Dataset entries
* * * * * * *

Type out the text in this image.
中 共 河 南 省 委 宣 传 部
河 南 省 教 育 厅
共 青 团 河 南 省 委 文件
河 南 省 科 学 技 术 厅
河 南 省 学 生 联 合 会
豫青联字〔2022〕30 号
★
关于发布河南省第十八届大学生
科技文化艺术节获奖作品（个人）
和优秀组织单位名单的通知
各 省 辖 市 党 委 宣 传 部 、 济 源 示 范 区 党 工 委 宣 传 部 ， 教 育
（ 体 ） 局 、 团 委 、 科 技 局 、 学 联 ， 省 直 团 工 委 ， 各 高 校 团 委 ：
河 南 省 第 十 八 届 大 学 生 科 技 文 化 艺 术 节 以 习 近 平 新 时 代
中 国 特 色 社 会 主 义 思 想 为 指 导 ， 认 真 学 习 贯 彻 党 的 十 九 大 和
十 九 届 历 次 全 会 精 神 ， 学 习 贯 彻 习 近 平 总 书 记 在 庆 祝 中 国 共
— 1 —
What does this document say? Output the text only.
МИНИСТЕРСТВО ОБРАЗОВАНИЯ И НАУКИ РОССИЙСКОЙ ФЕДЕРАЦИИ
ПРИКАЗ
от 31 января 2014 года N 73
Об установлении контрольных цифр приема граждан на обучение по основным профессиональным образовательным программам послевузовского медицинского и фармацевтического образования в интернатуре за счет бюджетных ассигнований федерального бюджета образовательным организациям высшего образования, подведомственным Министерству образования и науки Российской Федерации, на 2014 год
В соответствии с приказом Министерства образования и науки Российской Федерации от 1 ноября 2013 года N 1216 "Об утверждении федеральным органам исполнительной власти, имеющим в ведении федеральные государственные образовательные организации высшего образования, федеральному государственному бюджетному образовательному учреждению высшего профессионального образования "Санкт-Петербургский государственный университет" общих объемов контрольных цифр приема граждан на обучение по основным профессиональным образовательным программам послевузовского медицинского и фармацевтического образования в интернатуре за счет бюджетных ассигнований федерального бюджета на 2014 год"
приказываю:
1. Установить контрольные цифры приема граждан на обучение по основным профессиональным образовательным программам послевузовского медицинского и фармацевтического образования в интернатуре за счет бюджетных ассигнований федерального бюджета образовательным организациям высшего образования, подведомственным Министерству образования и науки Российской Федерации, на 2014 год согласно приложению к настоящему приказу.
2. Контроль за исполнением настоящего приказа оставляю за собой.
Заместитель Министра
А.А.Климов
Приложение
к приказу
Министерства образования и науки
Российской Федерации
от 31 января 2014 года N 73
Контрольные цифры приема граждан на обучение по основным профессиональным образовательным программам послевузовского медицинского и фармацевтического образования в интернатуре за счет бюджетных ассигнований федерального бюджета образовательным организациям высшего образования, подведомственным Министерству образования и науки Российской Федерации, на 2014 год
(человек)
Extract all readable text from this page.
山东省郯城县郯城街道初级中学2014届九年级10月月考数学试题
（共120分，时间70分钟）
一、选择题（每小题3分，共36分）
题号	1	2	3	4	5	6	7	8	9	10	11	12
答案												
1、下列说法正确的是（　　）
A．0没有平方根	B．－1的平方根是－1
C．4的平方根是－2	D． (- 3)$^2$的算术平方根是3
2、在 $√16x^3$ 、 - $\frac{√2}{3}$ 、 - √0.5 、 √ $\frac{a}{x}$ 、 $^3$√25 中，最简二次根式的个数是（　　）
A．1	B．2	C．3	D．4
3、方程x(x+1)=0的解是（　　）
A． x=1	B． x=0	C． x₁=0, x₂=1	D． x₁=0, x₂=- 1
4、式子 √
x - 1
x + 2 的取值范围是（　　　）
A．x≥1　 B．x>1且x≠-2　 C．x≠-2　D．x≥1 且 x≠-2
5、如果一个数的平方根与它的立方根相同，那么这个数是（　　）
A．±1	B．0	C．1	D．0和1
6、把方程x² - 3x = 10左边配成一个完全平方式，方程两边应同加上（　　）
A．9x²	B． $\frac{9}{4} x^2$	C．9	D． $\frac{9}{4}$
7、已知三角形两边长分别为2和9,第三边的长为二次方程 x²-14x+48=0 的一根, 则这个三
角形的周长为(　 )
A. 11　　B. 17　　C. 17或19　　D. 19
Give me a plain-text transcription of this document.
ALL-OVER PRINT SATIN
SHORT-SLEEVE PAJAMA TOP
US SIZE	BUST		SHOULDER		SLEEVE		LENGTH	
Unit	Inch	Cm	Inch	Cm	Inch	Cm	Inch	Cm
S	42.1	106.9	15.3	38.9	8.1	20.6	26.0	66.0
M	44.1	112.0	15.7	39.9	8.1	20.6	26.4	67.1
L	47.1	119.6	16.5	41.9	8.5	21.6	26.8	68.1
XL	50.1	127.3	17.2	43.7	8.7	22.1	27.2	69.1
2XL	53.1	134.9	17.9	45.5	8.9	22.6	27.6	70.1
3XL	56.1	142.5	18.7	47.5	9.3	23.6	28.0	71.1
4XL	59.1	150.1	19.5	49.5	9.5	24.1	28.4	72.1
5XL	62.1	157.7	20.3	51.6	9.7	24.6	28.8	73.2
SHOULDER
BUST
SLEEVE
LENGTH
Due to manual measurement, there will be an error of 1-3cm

* * * * * * *

The request » Pick out lines containing the word "контрольных", each one as written.

Full answer »
Об установлении контрольных цифр приема граждан на обучение по основным профессиональным образовательным программам послевузовского медицинского и фармацевтического образования в интернатуре за счет бюджетных ассигнований федерального бюджета образовательным организациям высшего образования, подведомственным Министерству образования и науки Российской Федерации, на 2014 год
В соответствии с приказом Министерства образования и науки Российской Федерации от 1 ноября 2013 года N 1216 "Об утверждении федеральным органам исполнительной власти, имеющим в ведении федеральные государственные образовательные организации высшего образования, федеральному государственному бюджетному образовательному учреждению высшего профессионального образования "Санкт-Петербургский государственный университет" общих объемов контрольных цифр приема граждан на обучение по основным профессиональным образовательным программам послевузовского медицинского и фармацевтического образования в интернатуре за счет бюджетных ассигнований федерального бюджета на 2014 год"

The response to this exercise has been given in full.